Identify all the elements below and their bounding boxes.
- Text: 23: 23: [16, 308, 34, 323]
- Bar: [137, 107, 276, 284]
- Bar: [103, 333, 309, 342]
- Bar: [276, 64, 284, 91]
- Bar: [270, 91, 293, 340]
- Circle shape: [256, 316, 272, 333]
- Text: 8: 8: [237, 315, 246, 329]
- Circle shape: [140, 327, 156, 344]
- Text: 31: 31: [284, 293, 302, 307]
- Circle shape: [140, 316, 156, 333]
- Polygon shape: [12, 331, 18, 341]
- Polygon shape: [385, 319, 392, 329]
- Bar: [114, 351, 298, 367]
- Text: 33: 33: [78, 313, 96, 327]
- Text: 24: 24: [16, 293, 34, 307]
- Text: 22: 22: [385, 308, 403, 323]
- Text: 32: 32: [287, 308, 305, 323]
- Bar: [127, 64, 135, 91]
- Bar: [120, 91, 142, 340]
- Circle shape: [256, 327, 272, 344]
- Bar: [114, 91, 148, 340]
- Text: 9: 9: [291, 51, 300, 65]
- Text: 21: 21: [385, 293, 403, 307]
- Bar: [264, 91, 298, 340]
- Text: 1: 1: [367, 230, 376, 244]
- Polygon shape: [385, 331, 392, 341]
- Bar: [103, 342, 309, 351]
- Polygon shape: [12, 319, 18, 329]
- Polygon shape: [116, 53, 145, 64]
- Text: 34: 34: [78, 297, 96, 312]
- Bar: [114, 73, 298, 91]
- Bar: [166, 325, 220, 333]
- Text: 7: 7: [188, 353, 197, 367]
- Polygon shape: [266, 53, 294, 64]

⁂

- [OBJECTIVE] Rewrite the records above in full, changing each instance of "Circle shape" to "Round shape" and leaving everything else as it stands.

- [SOLUTION TO THIS TASK]
Identify all the elements below and their bounding boxes.
- Text: 23: 23: [16, 308, 34, 323]
- Bar: [137, 107, 276, 284]
- Bar: [103, 333, 309, 342]
- Bar: [276, 64, 284, 91]
- Bar: [270, 91, 293, 340]
- Round shape: [256, 316, 272, 333]
- Text: 8: 8: [237, 315, 246, 329]
- Round shape: [140, 327, 156, 344]
- Text: 31: 31: [284, 293, 302, 307]
- Round shape: [140, 316, 156, 333]
- Polygon shape: [12, 331, 18, 341]
- Polygon shape: [385, 319, 392, 329]
- Bar: [114, 351, 298, 367]
- Text: 33: 33: [78, 313, 96, 327]
- Text: 24: 24: [16, 293, 34, 307]
- Text: 22: 22: [385, 308, 403, 323]
- Text: 32: 32: [287, 308, 305, 323]
- Bar: [127, 64, 135, 91]
- Bar: [120, 91, 142, 340]
- Round shape: [256, 327, 272, 344]
- Bar: [114, 91, 148, 340]
- Text: 9: 9: [291, 51, 300, 65]
- Text: 21: 21: [385, 293, 403, 307]
- Bar: [264, 91, 298, 340]
- Text: 1: 1: [367, 230, 376, 244]
- Polygon shape: [385, 331, 392, 341]
- Bar: [103, 342, 309, 351]
- Polygon shape: [12, 319, 18, 329]
- Polygon shape: [116, 53, 145, 64]
- Text: 34: 34: [78, 297, 96, 312]
- Bar: [114, 73, 298, 91]
- Bar: [166, 325, 220, 333]
- Text: 7: 7: [188, 353, 197, 367]
- Polygon shape: [266, 53, 294, 64]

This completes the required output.